:: Records for this task ::
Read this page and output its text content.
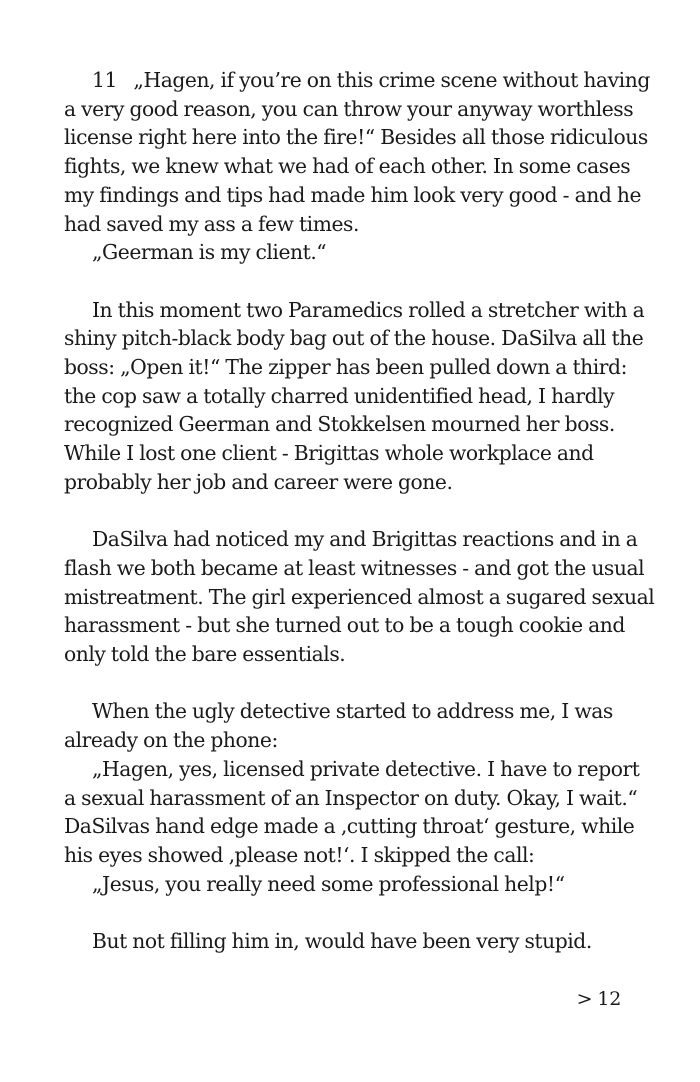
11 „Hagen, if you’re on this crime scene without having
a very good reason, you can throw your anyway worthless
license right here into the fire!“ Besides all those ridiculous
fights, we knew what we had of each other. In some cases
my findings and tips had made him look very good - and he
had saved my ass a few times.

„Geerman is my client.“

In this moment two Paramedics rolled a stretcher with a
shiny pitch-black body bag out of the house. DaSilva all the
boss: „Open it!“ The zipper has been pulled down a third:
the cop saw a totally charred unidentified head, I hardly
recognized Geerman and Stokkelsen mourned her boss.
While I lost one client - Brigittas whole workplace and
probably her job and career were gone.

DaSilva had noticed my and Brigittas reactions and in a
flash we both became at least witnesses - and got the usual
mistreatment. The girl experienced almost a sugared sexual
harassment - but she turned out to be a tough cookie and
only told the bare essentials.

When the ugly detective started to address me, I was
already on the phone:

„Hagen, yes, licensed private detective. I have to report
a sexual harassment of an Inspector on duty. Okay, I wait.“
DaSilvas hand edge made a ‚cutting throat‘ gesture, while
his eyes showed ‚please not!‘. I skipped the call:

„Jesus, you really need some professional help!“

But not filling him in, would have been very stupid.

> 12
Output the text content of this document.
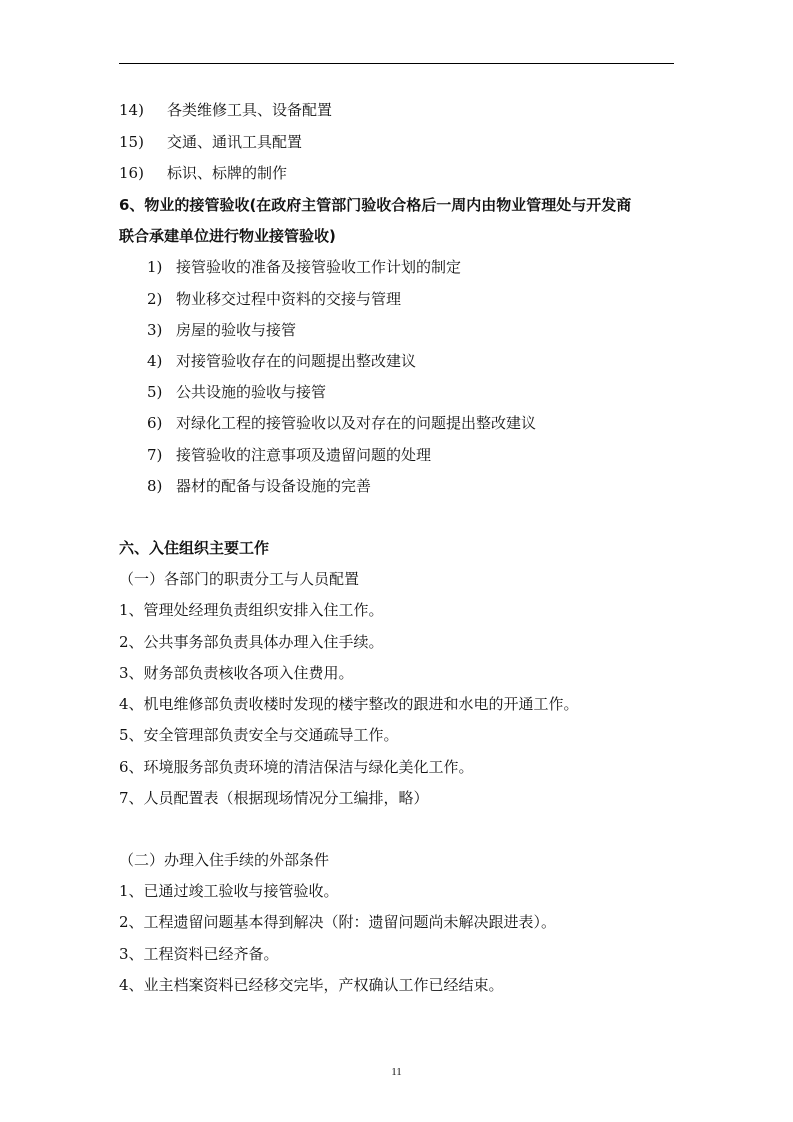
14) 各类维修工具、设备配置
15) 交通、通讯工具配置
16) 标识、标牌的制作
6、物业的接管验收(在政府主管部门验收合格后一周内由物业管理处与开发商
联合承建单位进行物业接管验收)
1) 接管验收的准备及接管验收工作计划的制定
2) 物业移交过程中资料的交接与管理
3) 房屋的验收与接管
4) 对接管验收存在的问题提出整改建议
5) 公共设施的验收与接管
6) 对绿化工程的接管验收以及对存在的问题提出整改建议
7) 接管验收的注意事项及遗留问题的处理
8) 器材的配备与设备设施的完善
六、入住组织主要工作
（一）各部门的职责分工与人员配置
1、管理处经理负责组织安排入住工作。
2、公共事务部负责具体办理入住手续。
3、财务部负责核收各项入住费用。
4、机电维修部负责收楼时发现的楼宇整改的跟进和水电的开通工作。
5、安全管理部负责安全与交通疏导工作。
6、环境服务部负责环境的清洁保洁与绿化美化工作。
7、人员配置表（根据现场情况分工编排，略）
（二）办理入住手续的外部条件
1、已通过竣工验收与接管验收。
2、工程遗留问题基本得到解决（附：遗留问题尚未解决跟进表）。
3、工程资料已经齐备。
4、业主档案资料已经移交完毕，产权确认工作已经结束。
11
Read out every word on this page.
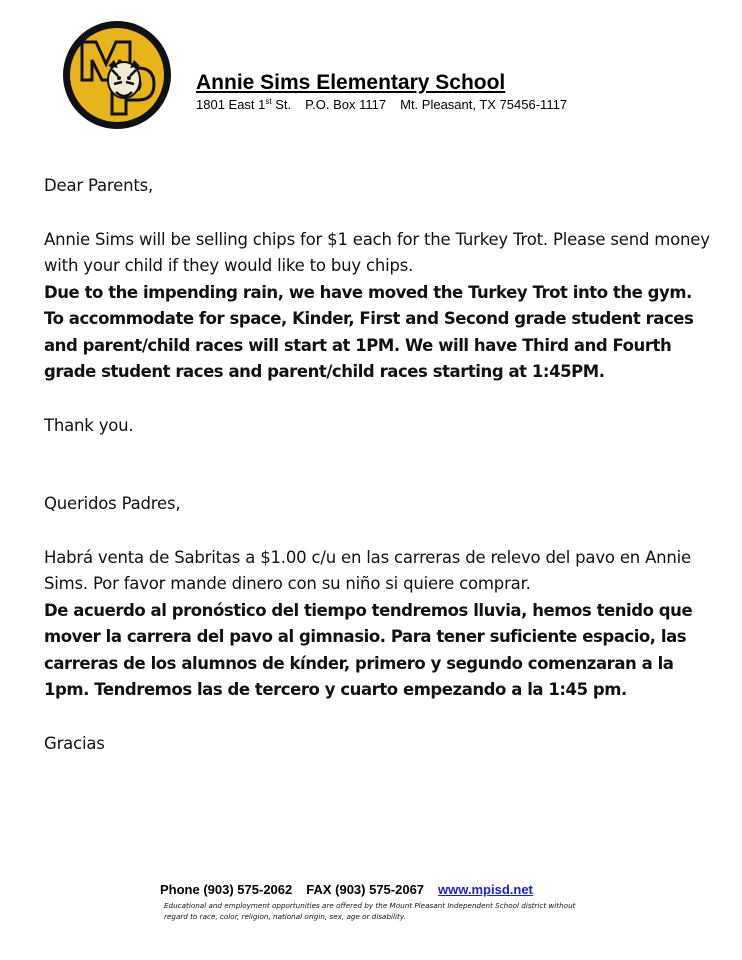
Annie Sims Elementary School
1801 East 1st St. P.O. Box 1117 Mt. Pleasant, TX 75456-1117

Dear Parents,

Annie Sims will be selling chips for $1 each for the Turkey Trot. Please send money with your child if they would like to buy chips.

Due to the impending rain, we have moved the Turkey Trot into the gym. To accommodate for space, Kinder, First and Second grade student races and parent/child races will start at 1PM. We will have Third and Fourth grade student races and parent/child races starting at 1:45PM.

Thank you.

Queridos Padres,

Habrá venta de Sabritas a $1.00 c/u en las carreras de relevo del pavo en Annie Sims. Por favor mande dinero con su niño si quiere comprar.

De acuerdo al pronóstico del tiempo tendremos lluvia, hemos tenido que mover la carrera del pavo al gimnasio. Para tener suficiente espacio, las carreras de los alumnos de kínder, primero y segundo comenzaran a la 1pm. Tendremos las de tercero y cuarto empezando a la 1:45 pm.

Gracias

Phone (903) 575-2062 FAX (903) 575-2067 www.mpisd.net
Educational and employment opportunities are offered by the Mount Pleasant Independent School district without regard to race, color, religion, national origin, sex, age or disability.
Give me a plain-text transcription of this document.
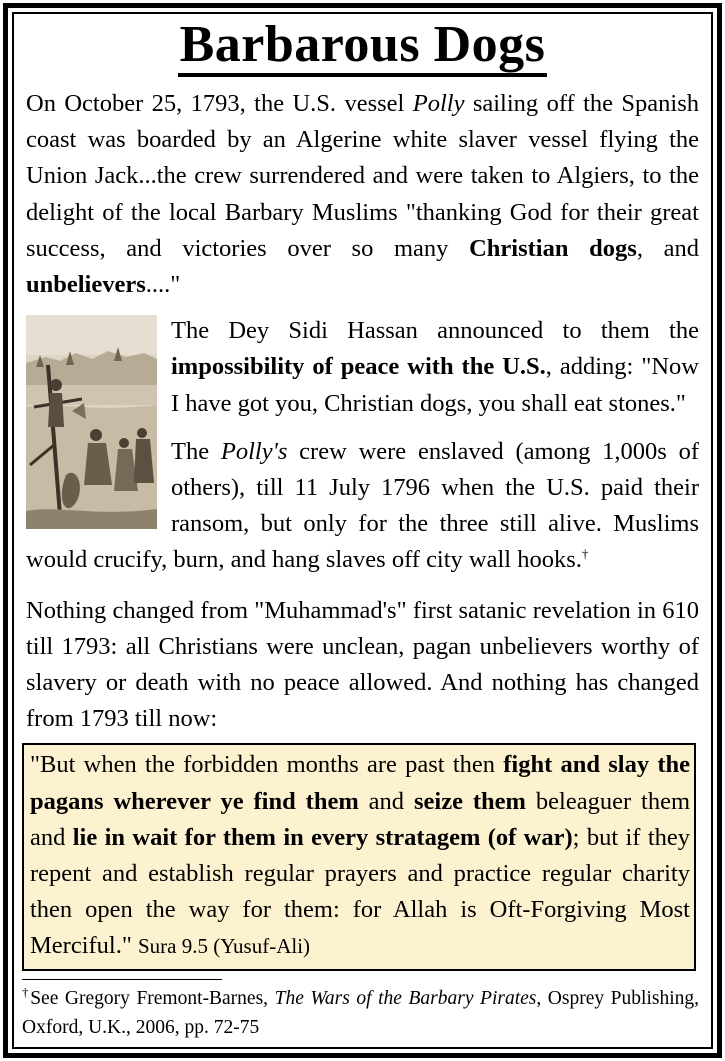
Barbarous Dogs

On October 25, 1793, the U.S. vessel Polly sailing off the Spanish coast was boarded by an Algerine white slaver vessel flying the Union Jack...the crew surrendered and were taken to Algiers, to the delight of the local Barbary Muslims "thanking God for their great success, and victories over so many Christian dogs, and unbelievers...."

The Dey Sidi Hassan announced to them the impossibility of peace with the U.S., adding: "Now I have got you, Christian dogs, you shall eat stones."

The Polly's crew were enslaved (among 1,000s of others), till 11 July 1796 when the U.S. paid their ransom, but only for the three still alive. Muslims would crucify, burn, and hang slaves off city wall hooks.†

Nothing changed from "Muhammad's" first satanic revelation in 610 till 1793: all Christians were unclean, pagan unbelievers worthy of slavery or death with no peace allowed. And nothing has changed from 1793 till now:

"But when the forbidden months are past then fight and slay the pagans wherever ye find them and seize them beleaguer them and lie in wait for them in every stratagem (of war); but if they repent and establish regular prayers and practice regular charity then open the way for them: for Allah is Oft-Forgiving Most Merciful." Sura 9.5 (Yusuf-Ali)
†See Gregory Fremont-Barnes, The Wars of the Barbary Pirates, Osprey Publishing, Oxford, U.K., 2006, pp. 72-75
:::
• [Written request]:
Pictures in the records should not appear in your copy, but everything else must be transcribed exactly.

• [The reply]:
Read this page and output its text content.
11 „Hagen, if you’re on this crime scene without having
a very good reason, you can throw your anyway worthless
license right here into the fire!“ Besides all those ridiculous
fights, we knew what we had of each other. In some cases
my findings and tips had made him look very good - and he
had saved my ass a few times.

„Geerman is my client.“

In this moment two Paramedics rolled a stretcher with a
shiny pitch-black body bag out of the house. DaSilva all the
boss: „Open it!“ The zipper has been pulled down a third:
the cop saw a totally charred unidentified head, I hardly
recognized Geerman and Stokkelsen mourned her boss.
While I lost one client - Brigittas whole workplace and
probably her job and career were gone.

DaSilva had noticed my and Brigittas reactions and in a
flash we both became at least witnesses - and got the usual
mistreatment. The girl experienced almost a sugared sexual
harassment - but she turned out to be a tough cookie and
only told the bare essentials.

When the ugly detective started to address me, I was
already on the phone:

„Hagen, yes, licensed private detective. I have to report
a sexual harassment of an Inspector on duty. Okay, I wait.“
DaSilvas hand edge made a ‚cutting throat‘ gesture, while
his eyes showed ‚please not!‘. I skipped the call:

„Jesus, you really need some professional help!“

But not filling him in, would have been very stupid.

> 12
Output the text content of this document.
14) 各类维修工具、设备配置
15) 交通、通讯工具配置
16) 标识、标牌的制作
6、物业的接管验收(在政府主管部门验收合格后一周内由物业管理处与开发商
联合承建单位进行物业接管验收)
1) 接管验收的准备及接管验收工作计划的制定
2) 物业移交过程中资料的交接与管理
3) 房屋的验收与接管
4) 对接管验收存在的问题提出整改建议
5) 公共设施的验收与接管
6) 对绿化工程的接管验收以及对存在的问题提出整改建议
7) 接管验收的注意事项及遗留问题的处理
8) 器材的配备与设备设施的完善
六、入住组织主要工作
（一）各部门的职责分工与人员配置
1、管理处经理负责组织安排入住工作。
2、公共事务部负责具体办理入住手续。
3、财务部负责核收各项入住费用。
4、机电维修部负责收楼时发现的楼宇整改的跟进和水电的开通工作。
5、安全管理部负责安全与交通疏导工作。
6、环境服务部负责环境的清洁保洁与绿化美化工作。
7、人员配置表（根据现场情况分工编排，略）
（二）办理入住手续的外部条件
1、已通过竣工验收与接管验收。
2、工程遗留问题基本得到解决（附：遗留问题尚未解决跟进表）。
3、工程资料已经齐备。
4、业主档案资料已经移交完毕，产权确认工作已经结束。
11
Read out every word on this page.
Annie Sims Elementary School
1801 East 1st St. P.O. Box 1117 Mt. Pleasant, TX 75456-1117

Dear Parents,

Annie Sims will be selling chips for $1 each for the Turkey Trot. Please send money with your child if they would like to buy chips.

Due to the impending rain, we have moved the Turkey Trot into the gym. To accommodate for space, Kinder, First and Second grade student races and parent/child races will start at 1PM. We will have Third and Fourth grade student races and parent/child races starting at 1:45PM.

Thank you.

Queridos Padres,

Habrá venta de Sabritas a $1.00 c/u en las carreras de relevo del pavo en Annie Sims. Por favor mande dinero con su niño si quiere comprar.

De acuerdo al pronóstico del tiempo tendremos lluvia, hemos tenido que mover la carrera del pavo al gimnasio. Para tener suficiente espacio, las carreras de los alumnos de kínder, primero y segundo comenzaran a la 1pm. Tendremos las de tercero y cuarto empezando a la 1:45 pm.

Gracias

Phone (903) 575-2062 FAX (903) 575-2067 www.mpisd.net
Educational and employment opportunities are offered by the Mount Pleasant Independent School district without regard to race, color, religion, national origin, sex, age or disability.
Give me a plain-text transcription of this document.
Barbarous Dogs

On October 25, 1793, the U.S. vessel Polly sailing off the Spanish coast was boarded by an Algerine white slaver vessel flying the Union Jack...the crew surrendered and were taken to Algiers, to the delight of the local Barbary Muslims "thanking God for their great success, and victories over so many Christian dogs, and unbelievers...."

The Dey Sidi Hassan announced to them the impossibility of peace with the U.S., adding: "Now I have got you, Christian dogs, you shall eat stones."

The Polly's crew were enslaved (among 1,000s of others), till 11 July 1796 when the U.S. paid their ransom, but only for the three still alive. Muslims would crucify, burn, and hang slaves off city wall hooks.†

Nothing changed from "Muhammad's" first satanic revelation in 610 till 1793: all Christians were unclean, pagan unbelievers worthy of slavery or death with no peace allowed. And nothing has changed from 1793 till now:

"But when the forbidden months are past then fight and slay the pagans wherever ye find them and seize them beleaguer them and lie in wait for them in every stratagem (of war); but if they repent and establish regular prayers and practice regular charity then open the way for them: for Allah is Oft-Forgiving Most Merciful." Sura 9.5 (Yusuf-Ali)
†See Gregory Fremont-Barnes, The Wars of the Barbary Pirates, Osprey Publishing, Oxford, U.K., 2006, pp. 72-75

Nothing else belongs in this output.